**Task prompt:** Write out all of the records precisely. Skip anything that is a picture.
___ Material supplied
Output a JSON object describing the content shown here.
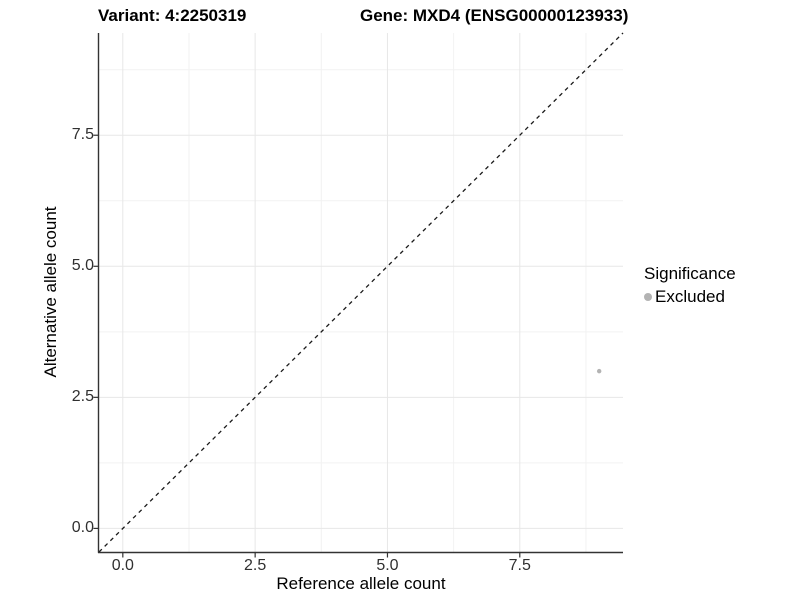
{
  "titles": {
    "variant": "Variant: 4:2250319",
    "gene": "Gene: MXD4 (ENSG00000123933)"
  },
  "axes": {
    "x": {
      "label": "Reference allele count",
      "tick_labels": [
        "0.0",
        "2.5",
        "5.0",
        "7.5"
      ]
    },
    "y": {
      "label": "Alternative allele count",
      "tick_labels": [
        "0.0",
        "2.5",
        "5.0",
        "7.5"
      ]
    }
  },
  "legend": {
    "title": "Significance",
    "items": [
      {
        "label": "Excluded",
        "color": "#b3b3b3",
        "marker": "circle-icon"
      }
    ]
  },
  "chart_data": {
    "type": "scatter",
    "title": "Variant: 4:2250319  |  Gene: MXD4 (ENSG00000123933)",
    "xlabel": "Reference allele count",
    "ylabel": "Alternative allele count",
    "xlim": [
      -0.45,
      9.45
    ],
    "ylim": [
      -0.45,
      9.45
    ],
    "major_ticks": [
      0,
      2.5,
      5.0,
      7.5
    ],
    "minor_ticks": [
      1.25,
      3.75,
      6.25,
      8.75
    ],
    "grid": "on",
    "legend_position": "right",
    "series": [
      {
        "name": "Excluded",
        "color": "#b3b3b3",
        "points": [
          {
            "x": 9,
            "y": 3
          }
        ]
      }
    ],
    "reference_line": {
      "type": "identity",
      "slope": 1,
      "intercept": 0,
      "style": "dashed",
      "color": "#1a1a1a"
    }
  },
  "colors": {
    "grid_major": "#e7e7e7",
    "grid_minor": "#f2f2f2",
    "axis_line": "#333333",
    "tick_text": "#303030"
  }
}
______
**Result for this exercise:**
Output a JSON object describing the content shown here.
{
  "titles": {
    "variant": "Variant: 4:2250319",
    "gene": "Gene: MXD4 (ENSG00000123933)"
  },
  "axes": {
    "x": {
      "label": "Reference allele count",
      "tick_labels": [
        "0.0",
        "2.5",
        "5.0",
        "7.5"
      ]
    },
    "y": {
      "label": "Alternative allele count",
      "tick_labels": [
        "0.0",
        "2.5",
        "5.0",
        "7.5"
      ]
    }
  },
  "legend": {
    "title": "Significance",
    "items": [
      {
        "label": "Excluded",
        "color": "#b3b3b3",
        "marker": "circle-icon"
      }
    ]
  },
  "chart_data": {
    "type": "scatter",
    "title": "Variant: 4:2250319  |  Gene: MXD4 (ENSG00000123933)",
    "xlabel": "Reference allele count",
    "ylabel": "Alternative allele count",
    "xlim": [
      -0.45,
      9.45
    ],
    "ylim": [
      -0.45,
      9.45
    ],
    "major_ticks": [
      0,
      2.5,
      5.0,
      7.5
    ],
    "minor_ticks": [
      1.25,
      3.75,
      6.25,
      8.75
    ],
    "grid": "on",
    "legend_position": "right",
    "series": [
      {
        "name": "Excluded",
        "color": "#b3b3b3",
        "points": [
          {
            "x": 9,
            "y": 3
          }
        ]
      }
    ],
    "reference_line": {
      "type": "identity",
      "slope": 1,
      "intercept": 0,
      "style": "dashed",
      "color": "#1a1a1a"
    }
  },
  "colors": {
    "grid_major": "#e7e7e7",
    "grid_minor": "#f2f2f2",
    "axis_line": "#333333",
    "tick_text": "#303030"
  }
}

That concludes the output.